=== RECORDS FOR THIS TASK ===

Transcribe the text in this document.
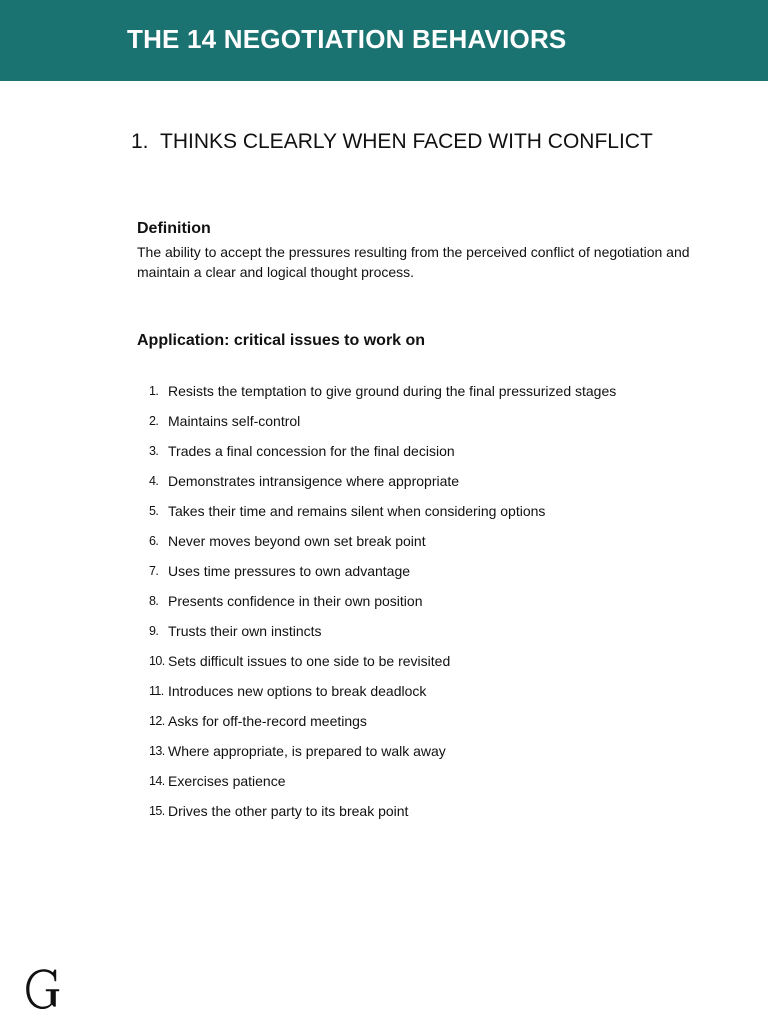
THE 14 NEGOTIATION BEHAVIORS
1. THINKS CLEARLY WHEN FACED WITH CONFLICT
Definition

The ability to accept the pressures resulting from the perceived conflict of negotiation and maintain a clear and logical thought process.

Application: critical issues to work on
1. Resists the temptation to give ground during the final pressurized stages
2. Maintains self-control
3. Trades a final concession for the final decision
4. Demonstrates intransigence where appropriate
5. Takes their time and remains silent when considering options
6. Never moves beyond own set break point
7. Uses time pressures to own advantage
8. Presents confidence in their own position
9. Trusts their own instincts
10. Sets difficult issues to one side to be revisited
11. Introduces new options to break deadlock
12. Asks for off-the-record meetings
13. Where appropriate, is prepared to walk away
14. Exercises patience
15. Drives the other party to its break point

===
=== RECORDS FOR THIS TASK ===

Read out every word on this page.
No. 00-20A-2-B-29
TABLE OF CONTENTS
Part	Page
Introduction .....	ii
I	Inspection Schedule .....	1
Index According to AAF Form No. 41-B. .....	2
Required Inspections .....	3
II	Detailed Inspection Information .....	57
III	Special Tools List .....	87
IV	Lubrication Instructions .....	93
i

===

:: WHAT IS NEEDED ::
Give only the number of lines in the material above that hold the word "pressures".

:: TASK RESULT ::
2